> **Request**
Quote, verbatim, all material below, without pictures.

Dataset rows

========================================================================

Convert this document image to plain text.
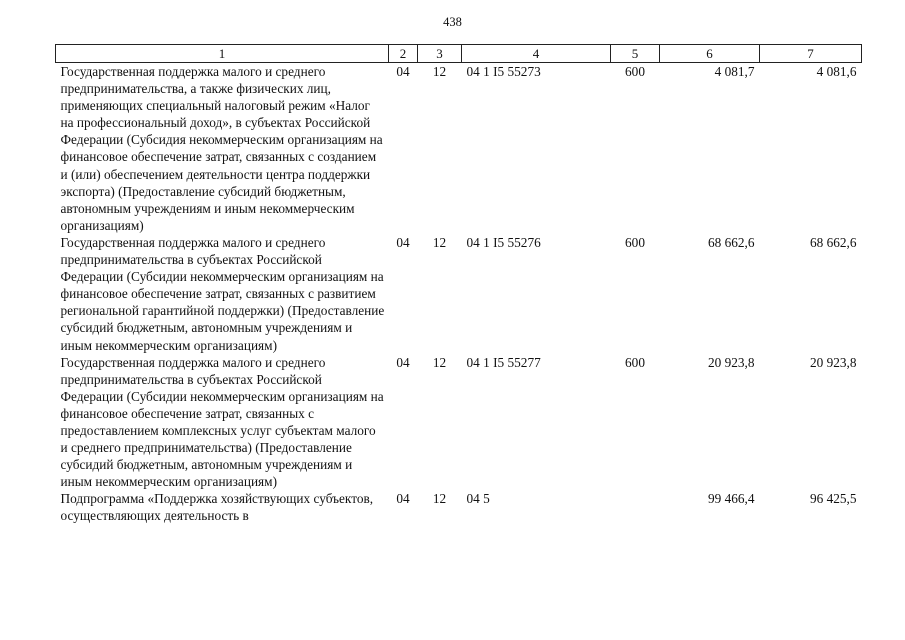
438
1	2	3	4	5	6	7
Государственная поддержка малого и среднего предпринимательства, а также физических лиц, применяющих специальный налоговый режим «Налог на профессиональный доход», в субъектах Российской Федерации (Субсидия некоммерческим организациям на финансовое обеспечение затрат, связанных с созданием и (или) обеспечением деятельности центра поддержки экспорта) (Предоставление субсидий бюджетным, автономным учреждениям и иным некоммерческим организациям)	04	12	04 1 I5 55273	600	4 081,7	4 081,6
Государственная поддержка малого и среднего предпринимательства в субъектах Российской Федерации (Субсидии некоммерческим организациям на финансовое обеспечение затрат, связанных с развитием региональной гарантийной поддержки) (Предоставление субсидий бюджетным, автономным учреждениям и иным некоммерческим организациям)	04	12	04 1 I5 55276	600	68 662,6	68 662,6
Государственная поддержка малого и среднего предпринимательства в субъектах Российской Федерации (Субсидии некоммерческим организациям на финансовое обеспечение затрат, связанных с предоставлением комплексных услуг субъектам малого и среднего предпринимательства) (Предоставление субсидий бюджетным, автономным учреждениям и иным некоммерческим организациям)	04	12	04 1 I5 55277	600	20 923,8	20 923,8
Подпрограмма «Поддержка хозяйствующих субъектов, осуществляющих деятельность в	04	12	04 5		99 466,4	96 425,5
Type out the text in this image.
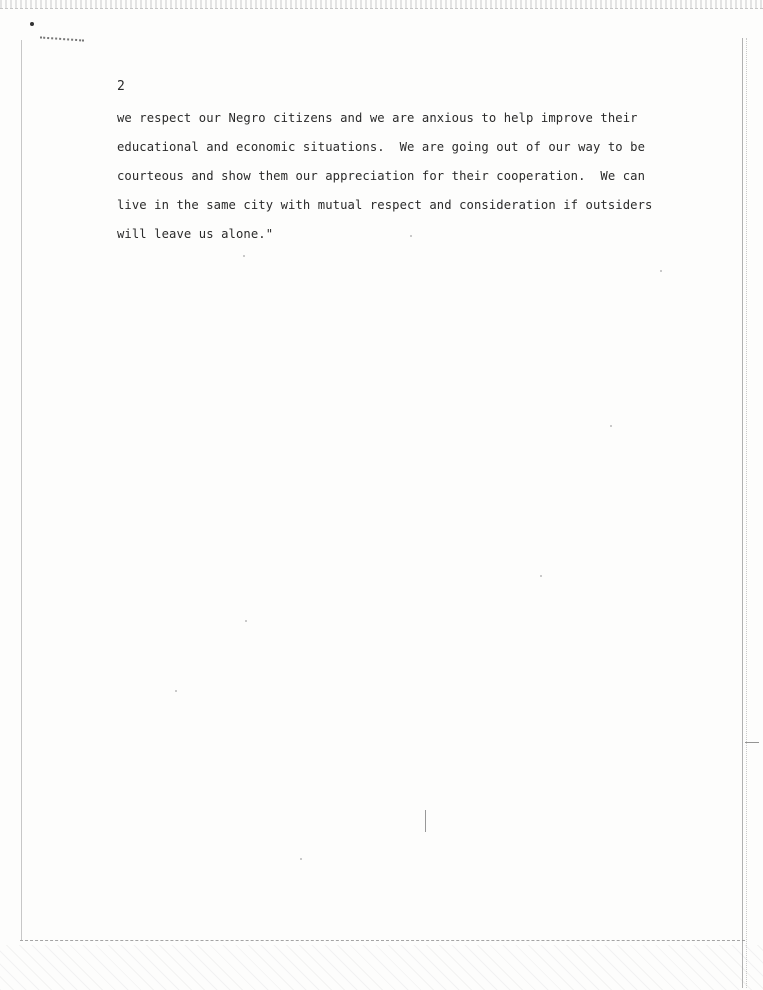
2
we respect our Negro citizens and we are anxious to help improve their
educational and economic situations.  We are going out of our way to be
courteous and show them our appreciation for their cooperation.  We can
live in the same city with mutual respect and consideration if outsiders
will leave us alone."
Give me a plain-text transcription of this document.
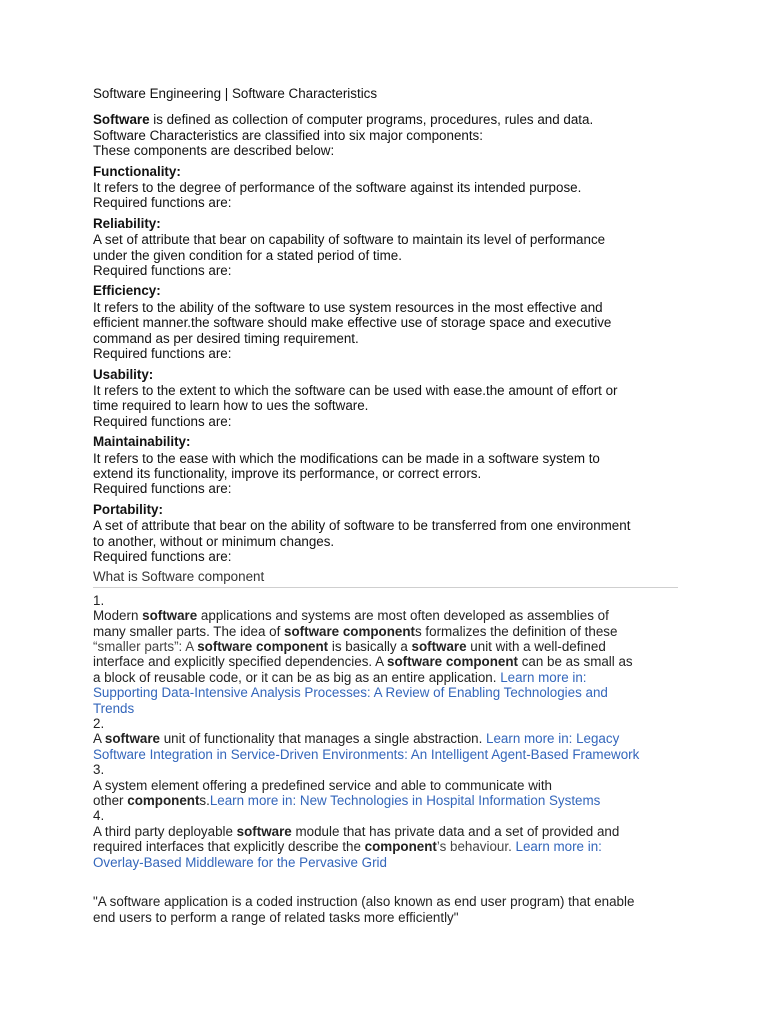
Software Engineering | Software Characteristics

Software is defined as collection of computer programs, procedures, rules and data.

Software Characteristics are classified into six major components:

These components are described below:

Functionality:

It refers to the degree of performance of the software against its intended purpose.

Required functions are:

Reliability:

A set of attribute that bear on capability of software to maintain its level of performance

under the given condition for a stated period of time.

Required functions are:

Efficiency:

It refers to the ability of the software to use system resources in the most effective and

efficient manner.the software should make effective use of storage space and executive

command as per desired timing requirement.

Required functions are:

Usability:

It refers to the extent to which the software can be used with ease.the amount of effort or

time required to learn how to ues the software.

Required functions are:

Maintainability:

It refers to the ease with which the modifications can be made in a software system to

extend its functionality, improve its performance, or correct errors.

Required functions are:

Portability:

A set of attribute that bear on the ability of software to be transferred from one environment

to another, without or minimum changes.

Required functions are:

What is Software component

1.

Modern software applications and systems are most often developed as assemblies of

many smaller parts. The idea of software components formalizes the definition of these

“smaller parts”: A software component is basically a software unit with a well-defined

interface and explicitly specified dependencies. A software component can be as small as

a block of reusable code, or it can be as big as an entire application. Learn more in:

Supporting Data-Intensive Analysis Processes: A Review of Enabling Technologies and

Trends

2.

A software unit of functionality that manages a single abstraction. Learn more in: Legacy

Software Integration in Service-Driven Environments: An Intelligent Agent-Based Framework

3.

A system element offering a predefined service and able to communicate with

other components.Learn more in: New Technologies in Hospital Information Systems

4.

A third party deployable software module that has private data and a set of provided and

required interfaces that explicitly describe the component’s behaviour. Learn more in:

Overlay-Based Middleware for the Pervasive Grid

"A software application is a coded instruction (also known as end user program) that enable

end users to perform a range of related tasks more efficiently"
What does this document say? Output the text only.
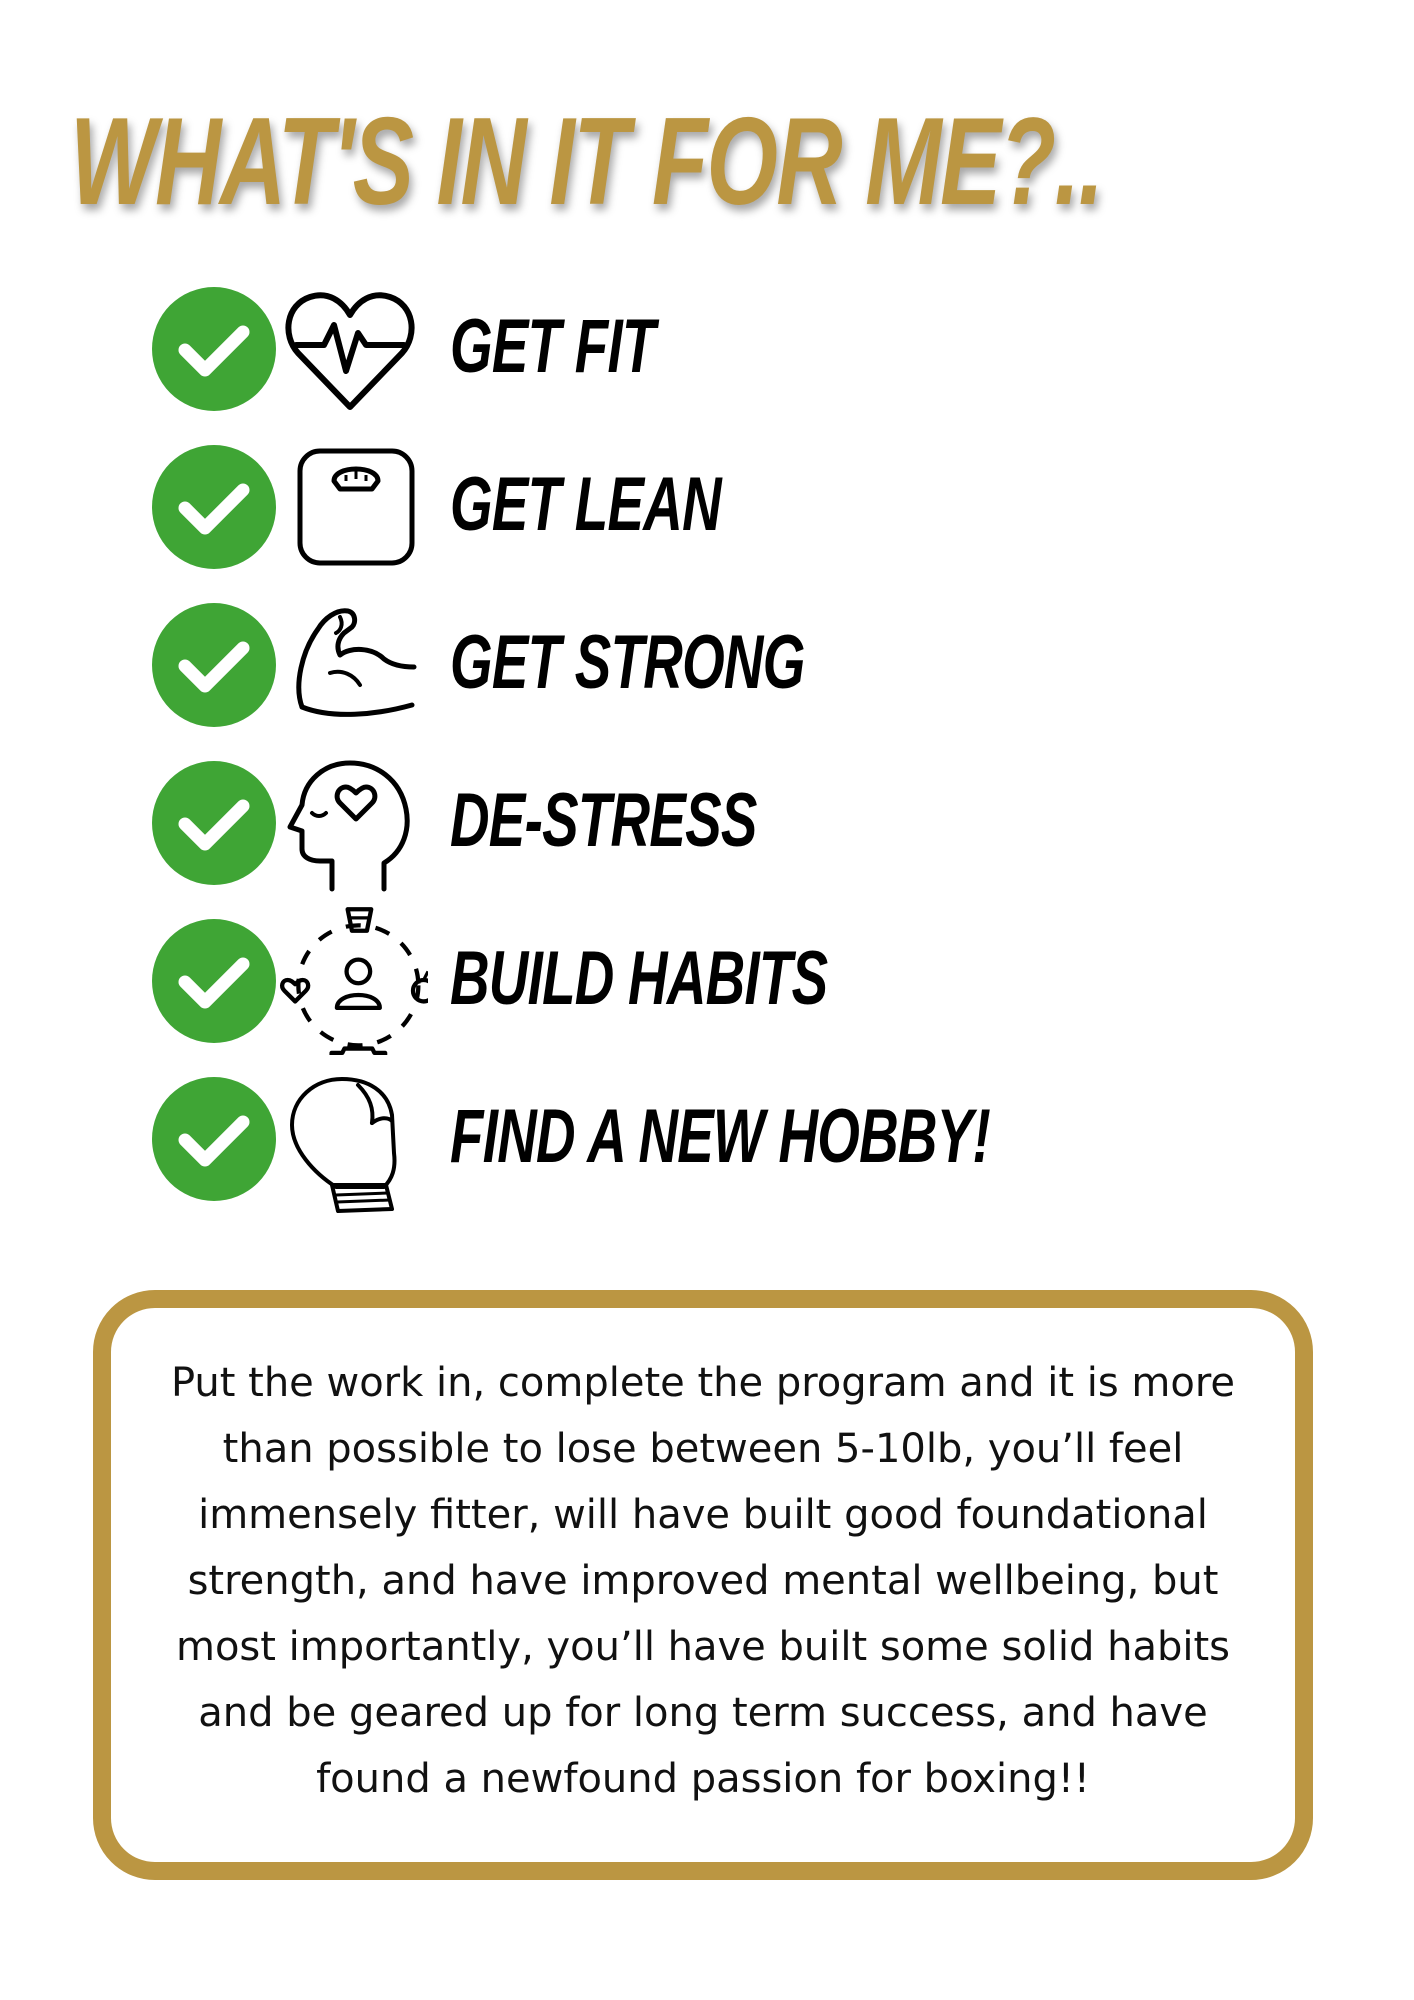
WHAT'S IN IT FOR ME?..
GET FIT
GET LEAN
GET STRONG
DE-STRESS
BUILD HABITS
FIND A NEW HOBBY!

Put the work in, complete the program and it is more than possible to lose between 5-10lb, you’ll feel immensely fitter, will have built good foundational strength, and have improved mental wellbeing, but most importantly, you’ll have built some solid habits and be geared up for long term success, and have found a newfound passion for boxing!!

========================================================================

> **Output of the task**
Convert this document image to plain text.
438
1	2	3	4	5	6	7
Государственная поддержка малого и среднего предпринимательства, а также физических лиц, применяющих специальный налоговый режим «Налог на профессиональный доход», в субъектах Российской Федерации (Субсидия некоммерческим организациям на финансовое обеспечение затрат, связанных с созданием и (или) обеспечением деятельности центра поддержки экспорта) (Предоставление субсидий бюджетным, автономным учреждениям и иным некоммерческим организациям)	04	12	04 1 I5 55273	600	4 081,7	4 081,6
Государственная поддержка малого и среднего предпринимательства в субъектах Российской Федерации (Субсидии некоммерческим организациям на финансовое обеспечение затрат, связанных с развитием региональной гарантийной поддержки) (Предоставление субсидий бюджетным, автономным учреждениям и иным некоммерческим организациям)	04	12	04 1 I5 55276	600	68 662,6	68 662,6
Государственная поддержка малого и среднего предпринимательства в субъектах Российской Федерации (Субсидии некоммерческим организациям на финансовое обеспечение затрат, связанных с предоставлением комплексных услуг субъектам малого и среднего предпринимательства) (Предоставление субсидий бюджетным, автономным учреждениям и иным некоммерческим организациям)	04	12	04 1 I5 55277	600	20 923,8	20 923,8
Подпрограмма «Поддержка хозяйствующих субъектов, осуществляющих деятельность в	04	12	04 5		99 466,4	96 425,5
Type out the text in this image.
2
we respect our Negro citizens and we are anxious to help improve their
educational and economic situations.  We are going out of our way to be
courteous and show them our appreciation for their cooperation.  We can
live in the same city with mutual respect and consideration if outsiders
will leave us alone."
Give me a plain-text transcription of this document.
Software Engineering | Software Characteristics

Software is defined as collection of computer programs, procedures, rules and data.

Software Characteristics are classified into six major components:

These components are described below:

Functionality:

It refers to the degree of performance of the software against its intended purpose.

Required functions are:

Reliability:

A set of attribute that bear on capability of software to maintain its level of performance

under the given condition for a stated period of time.

Required functions are:

Efficiency:

It refers to the ability of the software to use system resources in the most effective and

efficient manner.the software should make effective use of storage space and executive

command as per desired timing requirement.

Required functions are:

Usability:

It refers to the extent to which the software can be used with ease.the amount of effort or

time required to learn how to ues the software.

Required functions are:

Maintainability:

It refers to the ease with which the modifications can be made in a software system to

extend its functionality, improve its performance, or correct errors.

Required functions are:

Portability:

A set of attribute that bear on the ability of software to be transferred from one environment

to another, without or minimum changes.

Required functions are:

What is Software component

1.

Modern software applications and systems are most often developed as assemblies of

many smaller parts. The idea of software components formalizes the definition of these

“smaller parts”: A software component is basically a software unit with a well-defined

interface and explicitly specified dependencies. A software component can be as small as

a block of reusable code, or it can be as big as an entire application. Learn more in:

Supporting Data-Intensive Analysis Processes: A Review of Enabling Technologies and

Trends

2.

A software unit of functionality that manages a single abstraction. Learn more in: Legacy

Software Integration in Service-Driven Environments: An Intelligent Agent-Based Framework

3.

A system element offering a predefined service and able to communicate with

other components.Learn more in: New Technologies in Hospital Information Systems

4.

A third party deployable software module that has private data and a set of provided and

required interfaces that explicitly describe the component’s behaviour. Learn more in:

Overlay-Based Middleware for the Pervasive Grid

"A software application is a coded instruction (also known as end user program) that enable

end users to perform a range of related tasks more efficiently"
What does this document say? Output the text only.
WHAT'S IN IT FOR ME?..
GET FIT
GET LEAN
GET STRONG
DE-STRESS
BUILD HABITS
FIND A NEW HOBBY!

Put the work in, complete the program and it is more than possible to lose between 5-10lb, you’ll feel immensely fitter, will have built good foundational strength, and have improved mental wellbeing, but most importantly, you’ll have built some solid habits and be geared up for long term success, and have found a newfound passion for boxing!!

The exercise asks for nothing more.